Passage shown ::
---+---

Perelman Quadrangle:
Back to the Future

 

“We are very excited by this project because it unites past and present,” said Dr. Judith Rodin CW’66, president of the University. She was speaking at the September grand opening of the Perelman Quadrangle, a project that was many years in planning and quite a few semesters in execution—but, in her words, “incredibly worth the wait.”
    Designed by Venturi, Scott Brown and Associates, Perelman Quadrangle unites Irvine Auditorium with College, Houston, Logan and Williams Halls, all of which have undergone extensive renovations. It is named after Ronald O. Perelman W’64 WG’66, who donated $20 million to the overall project.
    The occasion was marked by a ribbon-cutting ceremony officially unveiling Wynn Commons, the Perelman Quadrangle’s centerpiece, which provides a new landscaped plaza area behind Houston Hall where students can congregate. The construction of Wynn Commons was made possible mainly through the $7.5 million gift of Stephen Wynn C’63.

---+---

Data supplied ::
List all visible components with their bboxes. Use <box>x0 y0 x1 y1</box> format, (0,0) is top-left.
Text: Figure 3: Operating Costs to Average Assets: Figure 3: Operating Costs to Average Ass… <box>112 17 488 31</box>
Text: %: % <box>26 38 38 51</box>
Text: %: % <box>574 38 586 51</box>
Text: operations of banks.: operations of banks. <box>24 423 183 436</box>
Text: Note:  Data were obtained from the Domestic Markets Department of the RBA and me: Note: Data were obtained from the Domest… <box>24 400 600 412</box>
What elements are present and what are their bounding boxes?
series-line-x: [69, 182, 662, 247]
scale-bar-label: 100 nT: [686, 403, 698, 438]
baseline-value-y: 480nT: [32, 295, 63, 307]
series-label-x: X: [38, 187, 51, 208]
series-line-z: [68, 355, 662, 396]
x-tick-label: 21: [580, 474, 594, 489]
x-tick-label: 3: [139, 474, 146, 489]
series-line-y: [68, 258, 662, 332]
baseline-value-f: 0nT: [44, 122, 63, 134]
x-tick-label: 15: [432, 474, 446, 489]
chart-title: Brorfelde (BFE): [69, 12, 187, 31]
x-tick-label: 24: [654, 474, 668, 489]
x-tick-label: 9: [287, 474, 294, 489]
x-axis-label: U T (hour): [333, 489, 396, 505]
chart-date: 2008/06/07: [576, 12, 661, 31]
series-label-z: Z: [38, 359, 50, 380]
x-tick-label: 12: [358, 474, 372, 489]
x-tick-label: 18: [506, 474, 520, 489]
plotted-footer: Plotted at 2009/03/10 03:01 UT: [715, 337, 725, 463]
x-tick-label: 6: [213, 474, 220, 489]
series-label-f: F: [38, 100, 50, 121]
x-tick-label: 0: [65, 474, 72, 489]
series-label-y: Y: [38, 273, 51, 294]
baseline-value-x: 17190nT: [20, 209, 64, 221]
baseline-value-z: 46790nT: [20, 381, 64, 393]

---+---

Problem statement :: Reproduce the Perelman Quadrangle passage word for word from "Designed by Venturi, Scott" to "Stephen Wynn C’63.".

Answer to the task ::
Designed by Venturi, Scott Brown and Associates, Perelman Quadrangle unites Irvine Auditorium with College, Houston, Logan and Williams Halls, all of which have undergone extensive renovations. It is named after Ronald O. Perelman W’64 WG’66, who donated $20 million to the overall project.
    The occasion was marked by a ribbon-cutting ceremony officially unveiling Wynn Commons, the Perelman Quadrangle’s centerpiece, which provides a new landscaped plaza area behind Houston Hall where students can congregate. The construction of Wynn Commons was made possible mainly through the $7.5 million gift of Stephen Wynn C’63.